◆ **Exercise objective**
Do any lines in the data below contain "подтверждены"? If so, copy every one of them.

◆ **Records for processing**
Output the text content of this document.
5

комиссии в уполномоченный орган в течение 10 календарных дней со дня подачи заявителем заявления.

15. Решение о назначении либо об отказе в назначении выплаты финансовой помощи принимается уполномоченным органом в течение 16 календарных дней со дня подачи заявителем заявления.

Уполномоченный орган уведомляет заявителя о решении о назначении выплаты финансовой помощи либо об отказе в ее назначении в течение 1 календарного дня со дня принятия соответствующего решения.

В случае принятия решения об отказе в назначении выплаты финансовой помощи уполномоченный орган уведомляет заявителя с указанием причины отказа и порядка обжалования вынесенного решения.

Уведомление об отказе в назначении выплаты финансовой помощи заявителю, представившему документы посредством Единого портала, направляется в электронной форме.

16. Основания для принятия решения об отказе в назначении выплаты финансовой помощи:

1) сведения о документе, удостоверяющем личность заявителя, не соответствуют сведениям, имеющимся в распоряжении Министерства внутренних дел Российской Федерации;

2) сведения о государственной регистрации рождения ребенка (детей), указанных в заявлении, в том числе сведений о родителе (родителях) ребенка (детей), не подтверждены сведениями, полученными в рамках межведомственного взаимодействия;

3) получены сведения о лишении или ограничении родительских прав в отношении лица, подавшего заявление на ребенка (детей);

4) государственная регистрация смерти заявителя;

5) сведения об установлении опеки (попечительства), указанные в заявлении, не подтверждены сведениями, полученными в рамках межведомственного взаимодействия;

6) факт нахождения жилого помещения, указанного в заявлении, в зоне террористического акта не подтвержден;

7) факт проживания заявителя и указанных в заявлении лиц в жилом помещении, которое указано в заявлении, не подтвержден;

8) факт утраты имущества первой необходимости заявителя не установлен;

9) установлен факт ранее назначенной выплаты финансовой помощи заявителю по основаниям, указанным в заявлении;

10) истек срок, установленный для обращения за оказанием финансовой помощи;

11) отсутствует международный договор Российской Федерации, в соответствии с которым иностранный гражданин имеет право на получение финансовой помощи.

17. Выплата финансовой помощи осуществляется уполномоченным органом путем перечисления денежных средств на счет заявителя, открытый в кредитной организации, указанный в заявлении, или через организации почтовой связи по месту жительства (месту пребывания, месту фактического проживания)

* * *

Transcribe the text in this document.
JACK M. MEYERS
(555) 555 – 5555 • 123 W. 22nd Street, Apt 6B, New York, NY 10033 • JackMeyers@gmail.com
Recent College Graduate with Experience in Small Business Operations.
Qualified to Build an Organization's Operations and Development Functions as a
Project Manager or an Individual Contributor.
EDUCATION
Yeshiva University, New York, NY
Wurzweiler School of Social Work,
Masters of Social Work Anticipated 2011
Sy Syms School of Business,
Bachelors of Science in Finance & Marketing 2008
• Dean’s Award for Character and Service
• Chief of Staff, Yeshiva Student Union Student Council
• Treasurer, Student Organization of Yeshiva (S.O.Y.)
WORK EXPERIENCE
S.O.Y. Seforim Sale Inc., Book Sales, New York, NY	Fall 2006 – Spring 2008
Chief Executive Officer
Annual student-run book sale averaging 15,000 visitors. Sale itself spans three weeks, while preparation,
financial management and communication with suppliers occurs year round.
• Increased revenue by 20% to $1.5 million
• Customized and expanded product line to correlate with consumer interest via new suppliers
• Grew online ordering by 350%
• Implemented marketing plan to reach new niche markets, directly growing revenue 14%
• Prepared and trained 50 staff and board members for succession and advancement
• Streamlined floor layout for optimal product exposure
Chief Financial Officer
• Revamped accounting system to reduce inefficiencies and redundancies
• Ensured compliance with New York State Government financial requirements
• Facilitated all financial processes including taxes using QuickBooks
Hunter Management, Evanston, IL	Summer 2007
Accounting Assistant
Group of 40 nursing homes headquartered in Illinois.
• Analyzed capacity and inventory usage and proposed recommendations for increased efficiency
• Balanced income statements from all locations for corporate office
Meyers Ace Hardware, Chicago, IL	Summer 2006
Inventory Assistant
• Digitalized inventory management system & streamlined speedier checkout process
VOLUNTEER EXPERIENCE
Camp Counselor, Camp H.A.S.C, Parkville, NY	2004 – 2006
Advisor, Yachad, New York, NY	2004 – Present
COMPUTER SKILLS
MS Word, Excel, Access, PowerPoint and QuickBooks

◆ **Solution below**
2) сведения о государственной регистрации рождения ребенка (детей), указанных в заявлении, в том числе сведений о родителе (родителях) ребенка (детей), не подтверждены сведениями, полученными в рамках межведомственного взаимодействия;
5) сведения об установлении опеки (попечительства), указанные в заявлении, не подтверждены сведениями, полученными в рамках межведомственного взаимодействия;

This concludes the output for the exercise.